• REQUIREMENT: Show all lines holding the string "this".

Collected data entries:
○ ○ ○ ○
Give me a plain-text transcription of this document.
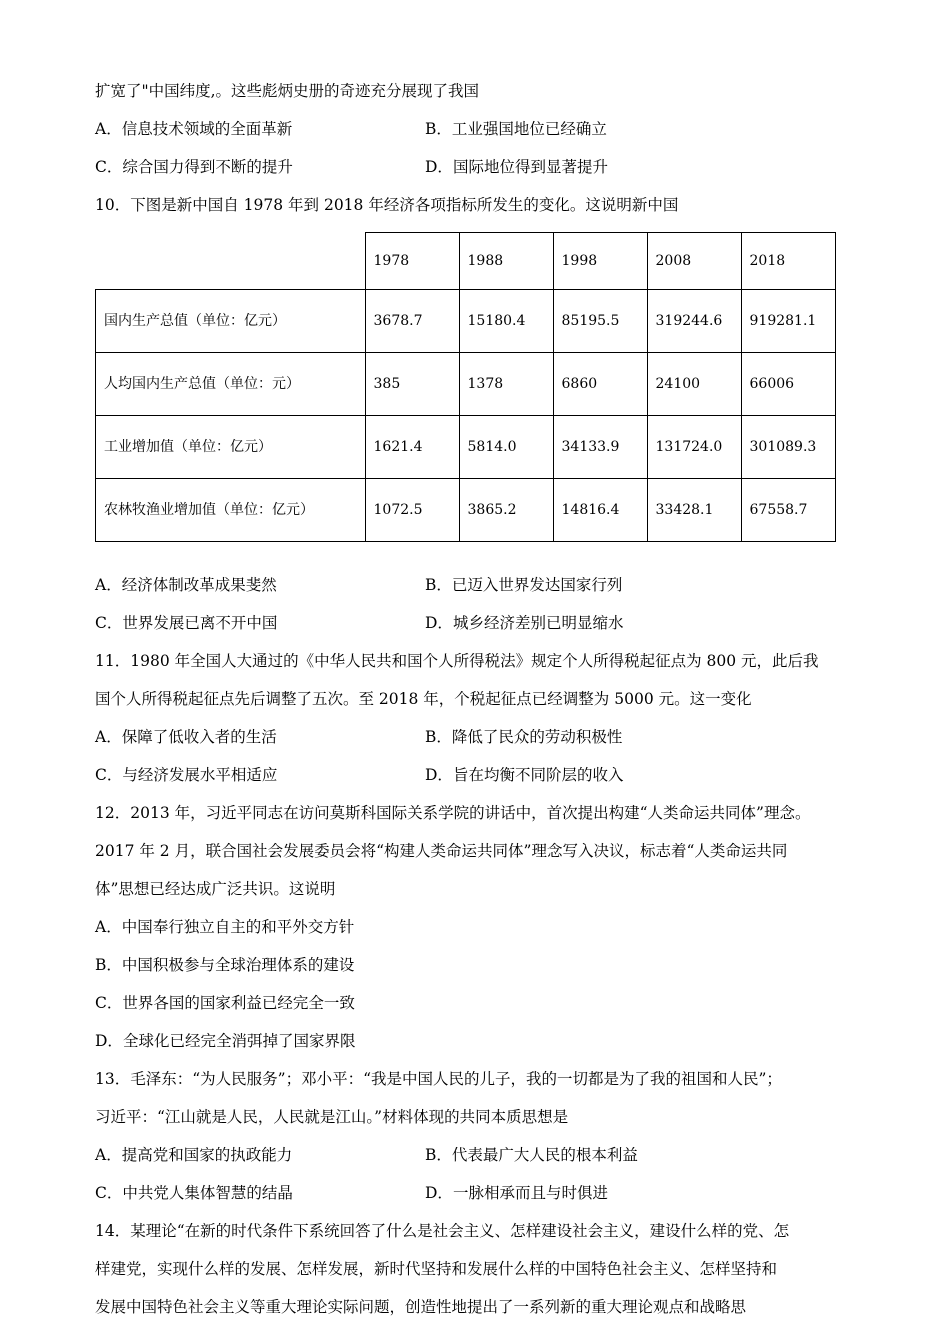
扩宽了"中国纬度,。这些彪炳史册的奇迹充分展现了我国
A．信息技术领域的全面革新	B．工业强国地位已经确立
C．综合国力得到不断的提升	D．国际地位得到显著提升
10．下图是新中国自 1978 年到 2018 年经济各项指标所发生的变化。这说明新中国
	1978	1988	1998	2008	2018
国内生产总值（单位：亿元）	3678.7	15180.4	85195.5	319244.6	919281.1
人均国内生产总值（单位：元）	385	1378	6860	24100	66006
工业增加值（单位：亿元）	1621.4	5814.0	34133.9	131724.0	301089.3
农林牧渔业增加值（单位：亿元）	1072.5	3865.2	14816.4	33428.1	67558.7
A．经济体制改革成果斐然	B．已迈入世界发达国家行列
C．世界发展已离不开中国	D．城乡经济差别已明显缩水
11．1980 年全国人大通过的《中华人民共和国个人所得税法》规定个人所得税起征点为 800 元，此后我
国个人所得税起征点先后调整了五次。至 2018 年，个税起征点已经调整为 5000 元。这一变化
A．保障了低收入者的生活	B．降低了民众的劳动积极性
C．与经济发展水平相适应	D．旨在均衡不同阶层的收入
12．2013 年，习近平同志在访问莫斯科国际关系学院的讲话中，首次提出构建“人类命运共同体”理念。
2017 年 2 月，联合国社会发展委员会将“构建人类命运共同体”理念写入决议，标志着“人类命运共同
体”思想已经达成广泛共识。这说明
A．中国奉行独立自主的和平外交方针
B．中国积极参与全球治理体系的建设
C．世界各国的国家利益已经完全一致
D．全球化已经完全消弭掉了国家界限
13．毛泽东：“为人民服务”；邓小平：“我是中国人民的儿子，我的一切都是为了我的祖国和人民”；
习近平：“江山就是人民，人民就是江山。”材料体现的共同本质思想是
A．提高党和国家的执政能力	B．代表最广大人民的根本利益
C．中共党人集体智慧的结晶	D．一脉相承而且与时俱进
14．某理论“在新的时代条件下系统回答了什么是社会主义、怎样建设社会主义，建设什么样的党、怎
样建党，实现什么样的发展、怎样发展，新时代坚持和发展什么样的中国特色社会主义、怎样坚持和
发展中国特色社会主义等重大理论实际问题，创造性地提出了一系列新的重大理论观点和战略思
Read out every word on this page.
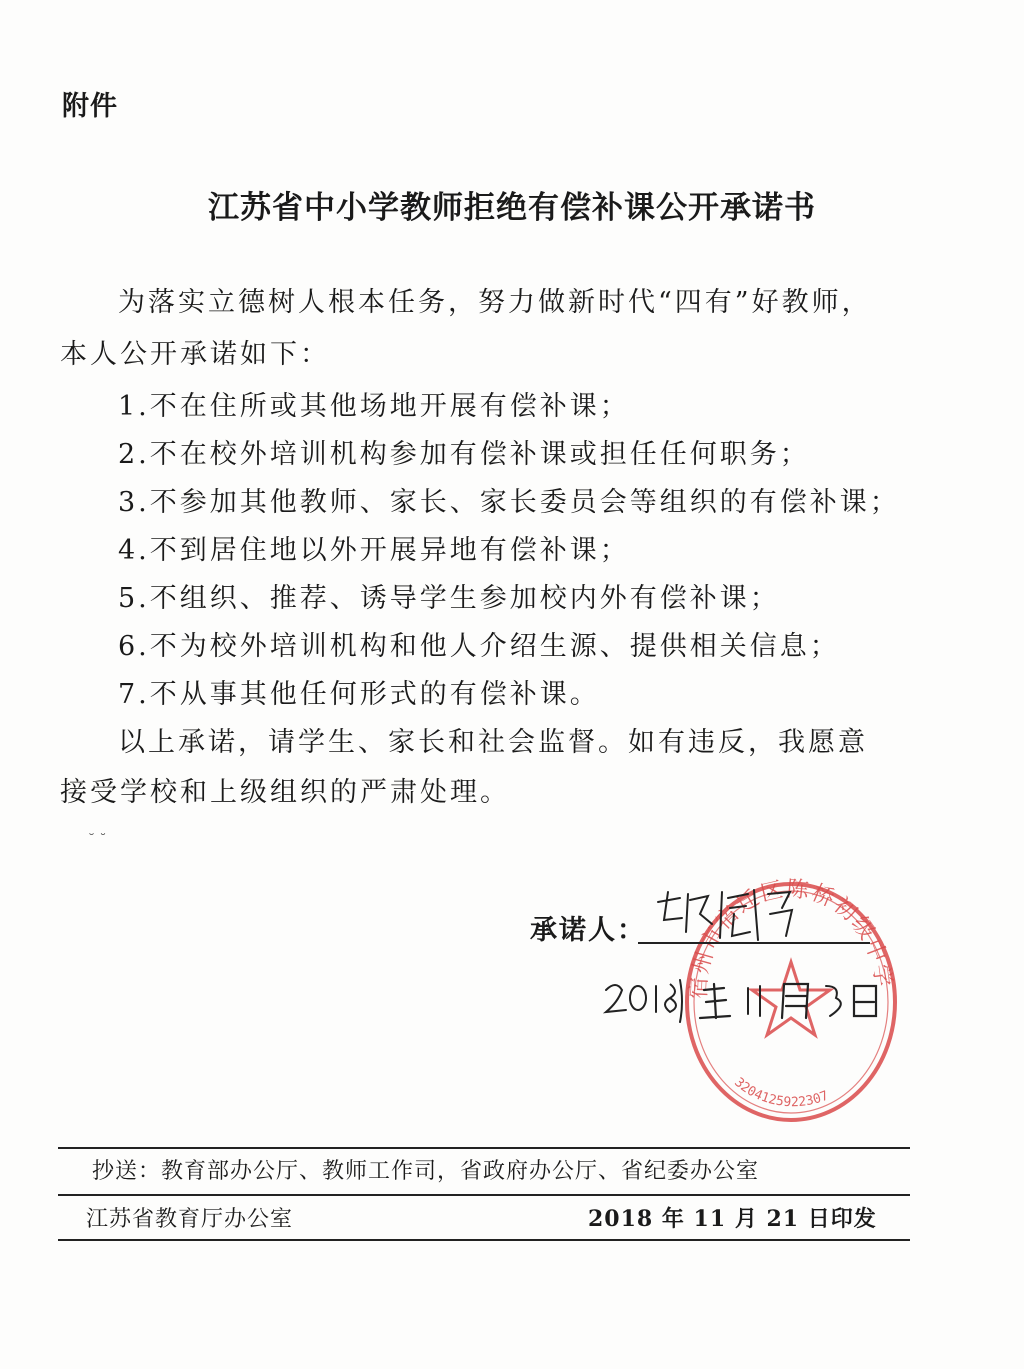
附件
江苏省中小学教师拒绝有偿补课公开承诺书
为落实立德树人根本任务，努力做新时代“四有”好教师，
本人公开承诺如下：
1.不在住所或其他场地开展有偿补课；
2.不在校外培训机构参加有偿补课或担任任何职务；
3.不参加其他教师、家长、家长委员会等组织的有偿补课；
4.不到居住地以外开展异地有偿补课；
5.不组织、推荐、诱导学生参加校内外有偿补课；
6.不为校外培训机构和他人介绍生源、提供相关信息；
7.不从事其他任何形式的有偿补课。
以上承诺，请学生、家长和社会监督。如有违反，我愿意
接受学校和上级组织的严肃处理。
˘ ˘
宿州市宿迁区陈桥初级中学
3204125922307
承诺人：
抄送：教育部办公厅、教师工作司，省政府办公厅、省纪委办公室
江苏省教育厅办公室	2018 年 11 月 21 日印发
○ ○ ○ ○
• SOLUTION TO THE EXERCISE:
Give me a plain-text transcription of this document.
Read out every word on this page.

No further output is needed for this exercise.